**Records from a collection:**
——

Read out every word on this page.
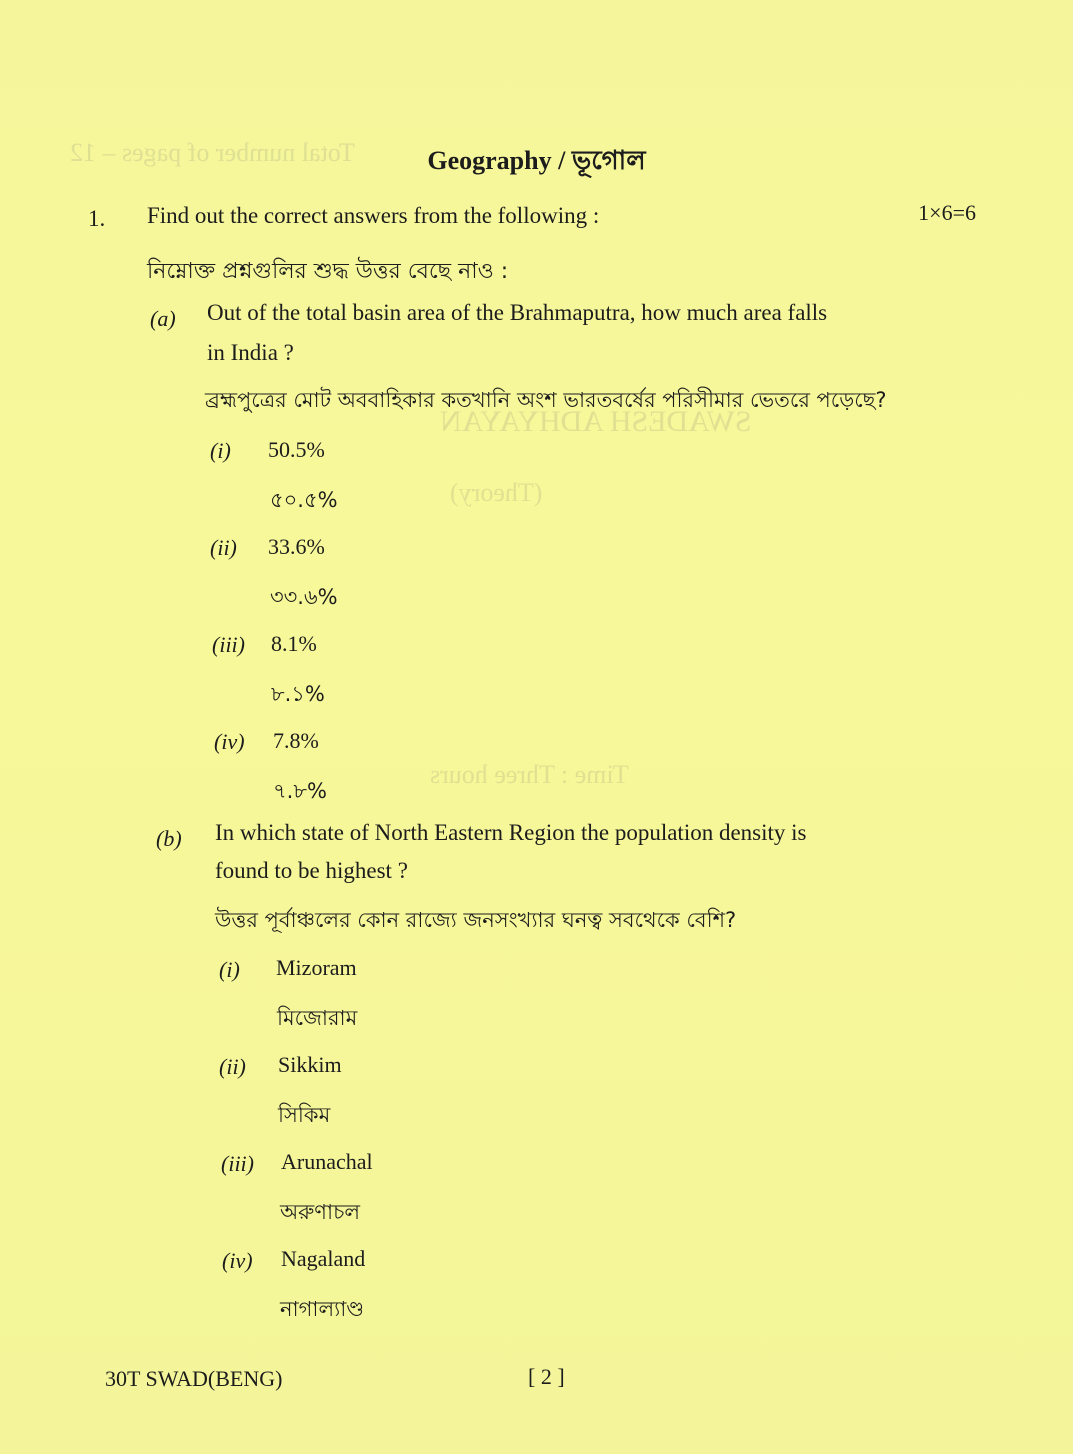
Total number of pages – 12
SWADESH ADHYAYAN
(Theory)
Time : Three hours
Geography / ভূগোল
1. Find out the correct answers from the following :	1×6=6
নিম্নোক্ত প্রশ্নগুলির শুদ্ধ উত্তর বেছে নাও :
(a) Out of the total basin area of the Brahmaputra, how much area falls
in India ?
ব্রহ্মপুত্রের মোট অববাহিকার কতখানি অংশ ভারতবর্ষের পরিসীমার ভেতরে পড়েছে?
(i) 50.5%
৫০.৫%
(ii) 33.6%
৩৩.৬%
(iii) 8.1%
৮.১%
(iv) 7.8%
৭.৮%
(b) In which state of North Eastern Region the population density is
found to be highest ?
উত্তর পূর্বাঞ্চলের কোন রাজ্যে জনসংখ্যার ঘনত্ব সবথেকে বেশি?
(i) Mizoram
মিজোরাম
(ii) Sikkim
সিকিম
(iii) Arunachal
অরুণাচল
(iv) Nagaland
নাগাল্যাণ্ড
30T SWAD(BENG)	[ 2 ]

——

**What is required:**
Output every entry exactly as given; pictures are not part of the copy.

**Solution for this problem:**
Read out every word on this page.
Total number of pages – 12
SWADESH ADHYAYAN
(Theory)
Time : Three hours
Geography / ভূগোল
1. Find out the correct answers from the following :	1×6=6
নিম্নোক্ত প্রশ্নগুলির শুদ্ধ উত্তর বেছে নাও :
(a) Out of the total basin area of the Brahmaputra, how much area falls
in India ?
ব্রহ্মপুত্রের মোট অববাহিকার কতখানি অংশ ভারতবর্ষের পরিসীমার ভেতরে পড়েছে?
(i) 50.5%
৫০.৫%
(ii) 33.6%
৩৩.৬%
(iii) 8.1%
৮.১%
(iv) 7.8%
৭.৮%
(b) In which state of North Eastern Region the population density is
found to be highest ?
উত্তর পূর্বাঞ্চলের কোন রাজ্যে জনসংখ্যার ঘনত্ব সবথেকে বেশি?
(i) Mizoram
মিজোরাম
(ii) Sikkim
সিকিম
(iii) Arunachal
অরুণাচল
(iv) Nagaland
নাগাল্যাণ্ড
30T SWAD(BENG)	[ 2 ]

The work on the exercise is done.